**INSTRUCTIONS TO FOLLOW**
Search through the entries for the word "mRNA" and copy every line that has it.

[ENTRIES SUPPLIED]

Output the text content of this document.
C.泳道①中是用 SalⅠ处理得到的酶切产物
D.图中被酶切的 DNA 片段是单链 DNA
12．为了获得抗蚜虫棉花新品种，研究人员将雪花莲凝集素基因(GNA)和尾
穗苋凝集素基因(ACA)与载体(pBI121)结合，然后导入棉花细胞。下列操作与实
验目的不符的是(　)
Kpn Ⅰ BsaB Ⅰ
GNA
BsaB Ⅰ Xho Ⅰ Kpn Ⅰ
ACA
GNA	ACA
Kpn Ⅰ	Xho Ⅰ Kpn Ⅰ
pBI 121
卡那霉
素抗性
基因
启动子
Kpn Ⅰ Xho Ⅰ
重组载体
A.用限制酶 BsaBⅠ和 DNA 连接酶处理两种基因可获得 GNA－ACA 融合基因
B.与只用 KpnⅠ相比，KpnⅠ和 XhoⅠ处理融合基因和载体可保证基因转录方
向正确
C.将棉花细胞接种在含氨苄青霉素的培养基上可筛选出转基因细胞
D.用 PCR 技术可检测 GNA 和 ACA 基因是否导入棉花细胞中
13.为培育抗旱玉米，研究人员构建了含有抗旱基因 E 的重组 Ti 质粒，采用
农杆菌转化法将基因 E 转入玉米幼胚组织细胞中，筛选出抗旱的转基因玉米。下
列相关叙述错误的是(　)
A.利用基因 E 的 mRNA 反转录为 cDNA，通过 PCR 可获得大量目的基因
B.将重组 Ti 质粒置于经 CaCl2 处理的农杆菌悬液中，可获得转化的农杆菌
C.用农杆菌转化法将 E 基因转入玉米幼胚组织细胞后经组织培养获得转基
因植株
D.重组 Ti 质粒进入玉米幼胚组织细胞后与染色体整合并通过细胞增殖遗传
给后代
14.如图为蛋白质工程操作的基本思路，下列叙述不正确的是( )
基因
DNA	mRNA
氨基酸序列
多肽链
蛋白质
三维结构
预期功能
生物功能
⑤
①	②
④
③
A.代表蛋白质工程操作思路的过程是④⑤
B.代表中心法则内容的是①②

[/ENTRIES SUPPLIED]

**FINISHED EXERCISE**
A.利用基因 E 的 mRNA 反转录为 cDNA，通过 PCR 可获得大量目的基因
DNA	mRNA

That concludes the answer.